Faithfully return all lines, omitting every embedded picture.

**** Record excerpts ****

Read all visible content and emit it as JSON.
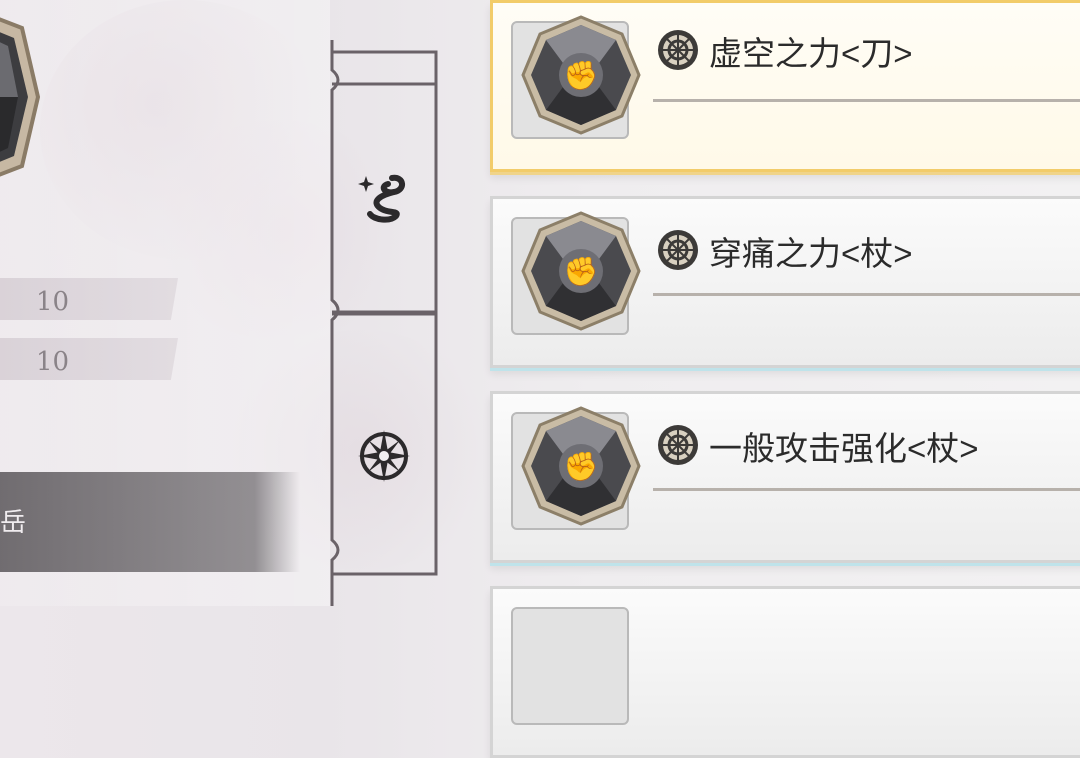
{
  "left_panel": {
    "stats": [
      {
        "value": "10"
      },
      {
        "value": "10"
      }
    ],
    "dark_bar_text": "岳"
  },
  "tabs": [
    {
      "icon": "dragon-icon"
    },
    {
      "icon": "compass-star-icon"
    }
  ],
  "skills": [
    {
      "name": "虚空之力<刀>",
      "selected": true,
      "icon": "fist-gem-icon"
    },
    {
      "name": "穿痛之力<杖>",
      "selected": false,
      "icon": "fist-gem-icon"
    },
    {
      "name": "一般攻击强化<杖>",
      "selected": false,
      "icon": "fist-gem-icon"
    }
  ],
  "colors": {
    "selected_border": "#f2cc6a",
    "card_underline": "#b7b1ab",
    "tab_outline": "#5c545a"
  }
}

****

**Exercise solution**
Read all visible content and emit it as JSON.
{
  "left_panel": {
    "stats": [
      {
        "value": "10"
      },
      {
        "value": "10"
      }
    ],
    "dark_bar_text": "岳"
  },
  "tabs": [
    {
      "icon": "dragon-icon"
    },
    {
      "icon": "compass-star-icon"
    }
  ],
  "skills": [
    {
      "name": "虚空之力<刀>",
      "selected": true,
      "icon": "fist-gem-icon"
    },
    {
      "name": "穿痛之力<杖>",
      "selected": false,
      "icon": "fist-gem-icon"
    },
    {
      "name": "一般攻击强化<杖>",
      "selected": false,
      "icon": "fist-gem-icon"
    }
  ],
  "colors": {
    "selected_border": "#f2cc6a",
    "card_underline": "#b7b1ab",
    "tab_outline": "#5c545a"
  }
}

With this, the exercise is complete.